**GIVEN TASK**.
All of the material below is to be returned exactly.

**Saved entries**.
════════════════════
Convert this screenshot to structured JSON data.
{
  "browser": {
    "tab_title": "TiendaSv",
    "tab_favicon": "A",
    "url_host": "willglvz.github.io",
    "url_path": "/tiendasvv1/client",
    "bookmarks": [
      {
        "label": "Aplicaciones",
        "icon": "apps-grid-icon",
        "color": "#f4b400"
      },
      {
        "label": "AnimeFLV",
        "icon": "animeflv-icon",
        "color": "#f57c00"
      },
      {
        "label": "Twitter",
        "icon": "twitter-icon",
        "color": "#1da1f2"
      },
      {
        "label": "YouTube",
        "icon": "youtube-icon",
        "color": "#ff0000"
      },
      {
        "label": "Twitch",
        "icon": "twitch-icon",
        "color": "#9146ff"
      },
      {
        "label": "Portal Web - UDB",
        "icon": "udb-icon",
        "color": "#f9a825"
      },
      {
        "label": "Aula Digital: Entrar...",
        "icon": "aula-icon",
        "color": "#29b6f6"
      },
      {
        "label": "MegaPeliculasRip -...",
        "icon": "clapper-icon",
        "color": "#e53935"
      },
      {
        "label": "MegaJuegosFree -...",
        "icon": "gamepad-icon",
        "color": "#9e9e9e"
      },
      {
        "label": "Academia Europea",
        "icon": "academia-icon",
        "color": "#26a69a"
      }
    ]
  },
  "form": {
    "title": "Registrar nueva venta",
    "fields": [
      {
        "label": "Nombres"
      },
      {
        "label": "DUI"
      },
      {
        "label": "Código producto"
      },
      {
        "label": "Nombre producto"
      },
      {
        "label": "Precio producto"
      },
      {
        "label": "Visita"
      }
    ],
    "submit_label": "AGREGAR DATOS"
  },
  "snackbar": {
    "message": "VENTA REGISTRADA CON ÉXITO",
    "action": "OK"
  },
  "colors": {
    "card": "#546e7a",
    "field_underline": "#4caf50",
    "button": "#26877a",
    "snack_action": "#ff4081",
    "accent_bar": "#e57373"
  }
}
════════════════════
**CORRECT RESULT**.
Convert this screenshot to structured JSON data.
{
  "browser": {
    "tab_title": "TiendaSv",
    "tab_favicon": "A",
    "url_host": "willglvz.github.io",
    "url_path": "/tiendasvv1/client",
    "bookmarks": [
      {
        "label": "Aplicaciones",
        "icon": "apps-grid-icon",
        "color": "#f4b400"
      },
      {
        "label": "AnimeFLV",
        "icon": "animeflv-icon",
        "color": "#f57c00"
      },
      {
        "label": "Twitter",
        "icon": "twitter-icon",
        "color": "#1da1f2"
      },
      {
        "label": "YouTube",
        "icon": "youtube-icon",
        "color": "#ff0000"
      },
      {
        "label": "Twitch",
        "icon": "twitch-icon",
        "color": "#9146ff"
      },
      {
        "label": "Portal Web - UDB",
        "icon": "udb-icon",
        "color": "#f9a825"
      },
      {
        "label": "Aula Digital: Entrar...",
        "icon": "aula-icon",
        "color": "#29b6f6"
      },
      {
        "label": "MegaPeliculasRip -...",
        "icon": "clapper-icon",
        "color": "#e53935"
      },
      {
        "label": "MegaJuegosFree -...",
        "icon": "gamepad-icon",
        "color": "#9e9e9e"
      },
      {
        "label": "Academia Europea",
        "icon": "academia-icon",
        "color": "#26a69a"
      }
    ]
  },
  "form": {
    "title": "Registrar nueva venta",
    "fields": [
      {
        "label": "Nombres"
      },
      {
        "label": "DUI"
      },
      {
        "label": "Código producto"
      },
      {
        "label": "Nombre producto"
      },
      {
        "label": "Precio producto"
      },
      {
        "label": "Visita"
      }
    ],
    "submit_label": "AGREGAR DATOS"
  },
  "snackbar": {
    "message": "VENTA REGISTRADA CON ÉXITO",
    "action": "OK"
  },
  "colors": {
    "card": "#546e7a",
    "field_underline": "#4caf50",
    "button": "#26877a",
    "snack_action": "#ff4081",
    "accent_bar": "#e57373"
  }
}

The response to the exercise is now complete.